» **Instruction**: Give every line from the entries that contains "magnet".

» **Material provided**:
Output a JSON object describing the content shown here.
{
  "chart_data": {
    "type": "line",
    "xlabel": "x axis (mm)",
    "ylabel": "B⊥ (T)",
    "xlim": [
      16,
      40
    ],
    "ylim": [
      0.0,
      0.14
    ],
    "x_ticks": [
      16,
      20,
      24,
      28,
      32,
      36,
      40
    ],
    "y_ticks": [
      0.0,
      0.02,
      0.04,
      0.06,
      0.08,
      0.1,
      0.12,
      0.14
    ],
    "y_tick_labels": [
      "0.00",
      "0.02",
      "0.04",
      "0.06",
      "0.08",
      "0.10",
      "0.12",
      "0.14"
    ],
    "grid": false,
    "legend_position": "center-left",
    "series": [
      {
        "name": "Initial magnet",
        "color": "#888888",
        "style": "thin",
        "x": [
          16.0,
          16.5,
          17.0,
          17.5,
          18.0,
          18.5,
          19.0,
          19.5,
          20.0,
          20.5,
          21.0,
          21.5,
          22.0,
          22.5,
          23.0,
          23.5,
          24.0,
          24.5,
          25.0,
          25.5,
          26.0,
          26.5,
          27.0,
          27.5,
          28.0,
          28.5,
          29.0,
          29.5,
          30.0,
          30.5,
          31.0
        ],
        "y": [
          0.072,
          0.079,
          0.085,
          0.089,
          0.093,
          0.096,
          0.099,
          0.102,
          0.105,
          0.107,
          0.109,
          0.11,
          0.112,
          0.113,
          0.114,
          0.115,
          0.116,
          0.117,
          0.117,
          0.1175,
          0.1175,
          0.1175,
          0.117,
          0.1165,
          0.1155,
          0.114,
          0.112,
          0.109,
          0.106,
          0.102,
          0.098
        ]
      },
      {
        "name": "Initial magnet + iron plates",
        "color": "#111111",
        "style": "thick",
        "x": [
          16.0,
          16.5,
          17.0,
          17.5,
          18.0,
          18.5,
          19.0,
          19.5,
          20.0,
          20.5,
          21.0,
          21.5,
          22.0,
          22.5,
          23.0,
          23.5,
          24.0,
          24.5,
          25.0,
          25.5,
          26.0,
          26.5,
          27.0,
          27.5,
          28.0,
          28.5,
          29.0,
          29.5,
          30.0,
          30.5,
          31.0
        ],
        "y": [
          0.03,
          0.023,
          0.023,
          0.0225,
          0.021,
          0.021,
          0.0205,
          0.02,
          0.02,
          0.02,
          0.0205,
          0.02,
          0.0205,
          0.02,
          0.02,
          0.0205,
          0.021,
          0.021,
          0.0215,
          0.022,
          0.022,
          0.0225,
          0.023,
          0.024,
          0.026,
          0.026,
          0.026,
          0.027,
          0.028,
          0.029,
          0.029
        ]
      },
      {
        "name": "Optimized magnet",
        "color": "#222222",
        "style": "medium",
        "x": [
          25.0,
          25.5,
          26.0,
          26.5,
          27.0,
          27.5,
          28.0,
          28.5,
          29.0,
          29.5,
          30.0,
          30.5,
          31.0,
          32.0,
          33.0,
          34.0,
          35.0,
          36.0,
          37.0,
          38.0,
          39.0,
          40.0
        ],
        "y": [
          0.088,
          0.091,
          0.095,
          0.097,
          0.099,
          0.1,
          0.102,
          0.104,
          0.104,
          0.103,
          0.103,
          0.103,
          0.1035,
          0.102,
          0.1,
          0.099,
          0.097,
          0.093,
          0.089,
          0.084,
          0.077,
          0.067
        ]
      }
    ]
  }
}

» **Full solution**:
        "name": "Initial magnet",
        "name": "Initial magnet + iron plates",
        "name": "Optimized magnet",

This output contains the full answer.